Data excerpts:

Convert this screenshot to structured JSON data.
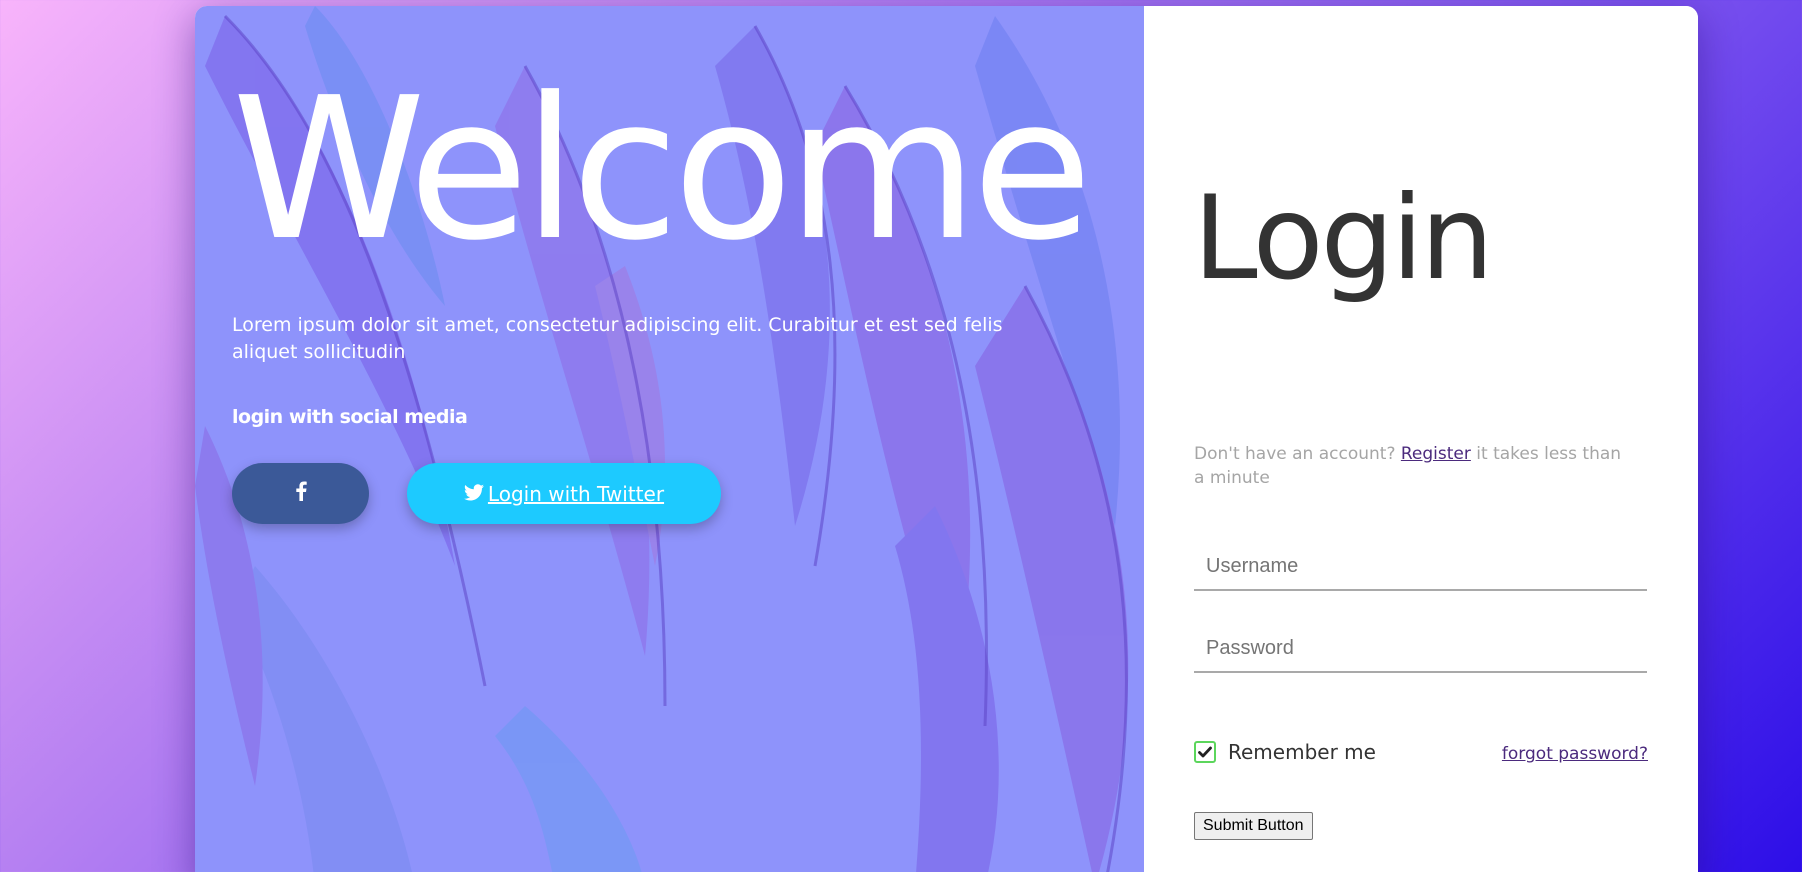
{
  "hero": {
    "title": "Welcome",
    "description": "Lorem ipsum dolor sit amet, consectetur adipiscing elit. Curabitur et est sed felis aliquet sollicitudin",
    "social_label": "login with social media",
    "facebook_icon": "facebook-icon",
    "twitter_label": " Login with Twitter",
    "twitter_icon": "twitter-icon"
  },
  "login": {
    "title": "Login",
    "register_prefix": "Don't have an account? ",
    "register_link": "Register",
    "register_suffix": " it takes less than a minute",
    "username_placeholder": "Username",
    "password_placeholder": "Password",
    "remember_label": "Remember me",
    "remember_checked": true,
    "forgot_link": "forgot password?",
    "submit_label": "Submit Button"
  },
  "colors": {
    "hero_bg": "#8e93fb",
    "facebook": "#3b5998",
    "twitter": "#1dcaff",
    "title_text": "#333333",
    "link": "#4b2a7d",
    "checkbox_border": "#5cd65c"
  }
}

Given task:
From the entries above, output every line exactly and omit any image.

Output of the task:
Convert this screenshot to structured JSON data.
{
  "hero": {
    "title": "Welcome",
    "description": "Lorem ipsum dolor sit amet, consectetur adipiscing elit. Curabitur et est sed felis aliquet sollicitudin",
    "social_label": "login with social media",
    "facebook_icon": "facebook-icon",
    "twitter_label": " Login with Twitter",
    "twitter_icon": "twitter-icon"
  },
  "login": {
    "title": "Login",
    "register_prefix": "Don't have an account? ",
    "register_link": "Register",
    "register_suffix": " it takes less than a minute",
    "username_placeholder": "Username",
    "password_placeholder": "Password",
    "remember_label": "Remember me",
    "remember_checked": true,
    "forgot_link": "forgot password?",
    "submit_label": "Submit Button"
  },
  "colors": {
    "hero_bg": "#8e93fb",
    "facebook": "#3b5998",
    "twitter": "#1dcaff",
    "title_text": "#333333",
    "link": "#4b2a7d",
    "checkbox_border": "#5cd65c"
  }
}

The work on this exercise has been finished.